## OBJECTIVE
Using the listing below, report all lines holding the word "settings".

================================

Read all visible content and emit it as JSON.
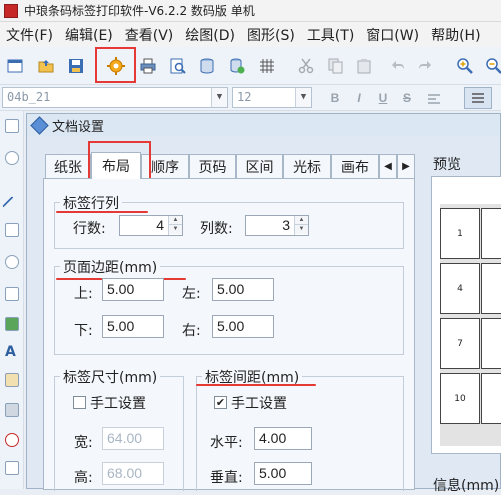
{
  "window": {
    "title": "中琅条码标签打印软件-V6.2.2 数码版 单机"
  },
  "menu": {
    "items": [
      {
        "label": "文件(F)"
      },
      {
        "label": "编辑(E)"
      },
      {
        "label": "查看(V)"
      },
      {
        "label": "绘图(D)"
      },
      {
        "label": "图形(S)"
      },
      {
        "label": "工具(T)"
      },
      {
        "label": "窗口(W)"
      },
      {
        "label": "帮助(H)"
      }
    ]
  },
  "toolbar": {
    "icons": [
      "new-icon",
      "open-icon",
      "save-icon",
      "settings-gear-icon",
      "print-icon",
      "print-preview-icon",
      "database-icon",
      "database-settings-icon",
      "grid-icon",
      "cut-icon",
      "copy-icon",
      "paste-icon",
      "undo-icon",
      "redo-icon",
      "zoom-in-icon",
      "zoom-out-icon"
    ],
    "highlighted": "settings-gear-icon"
  },
  "fontbar": {
    "font_name": "04b_21",
    "font_size": "12",
    "bold": "B",
    "italic": "I",
    "underline": "U",
    "strike": "S"
  },
  "dialog": {
    "title": "文档设置",
    "tabs": [
      {
        "label": "纸张"
      },
      {
        "label": "布局"
      },
      {
        "label": "顺序"
      },
      {
        "label": "页码"
      },
      {
        "label": "区间"
      },
      {
        "label": "光标"
      },
      {
        "label": "画布"
      }
    ],
    "active_tab": "布局",
    "rows_cols": {
      "title": "标签行列",
      "rows_label": "行数:",
      "rows_value": "4",
      "cols_label": "列数:",
      "cols_value": "3"
    },
    "margins": {
      "title": "页面边距(mm)",
      "top_label": "上:",
      "top_value": "5.00",
      "left_label": "左:",
      "left_value": "5.00",
      "bottom_label": "下:",
      "bottom_value": "5.00",
      "right_label": "右:",
      "right_value": "5.00"
    },
    "label_size": {
      "title": "标签尺寸(mm)",
      "manual_label": "手工设置",
      "manual_checked": false,
      "width_label": "宽:",
      "width_value": "64.00",
      "height_label": "高:",
      "height_value": "68.00"
    },
    "label_spacing": {
      "title": "标签间距(mm)",
      "manual_label": "手工设置",
      "manual_checked": true,
      "horizontal_label": "水平:",
      "horizontal_value": "4.00",
      "vertical_label": "垂直:",
      "vertical_value": "5.00"
    },
    "preview": {
      "title": "预览",
      "labels": [
        "1",
        "4",
        "7",
        "10"
      ],
      "info_title": "信息(mm)"
    }
  }
}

================================

## SOLUTION BELOW
      "settings-gear-icon",
      "database-settings-icon",
    "highlighted": "settings-gear-icon"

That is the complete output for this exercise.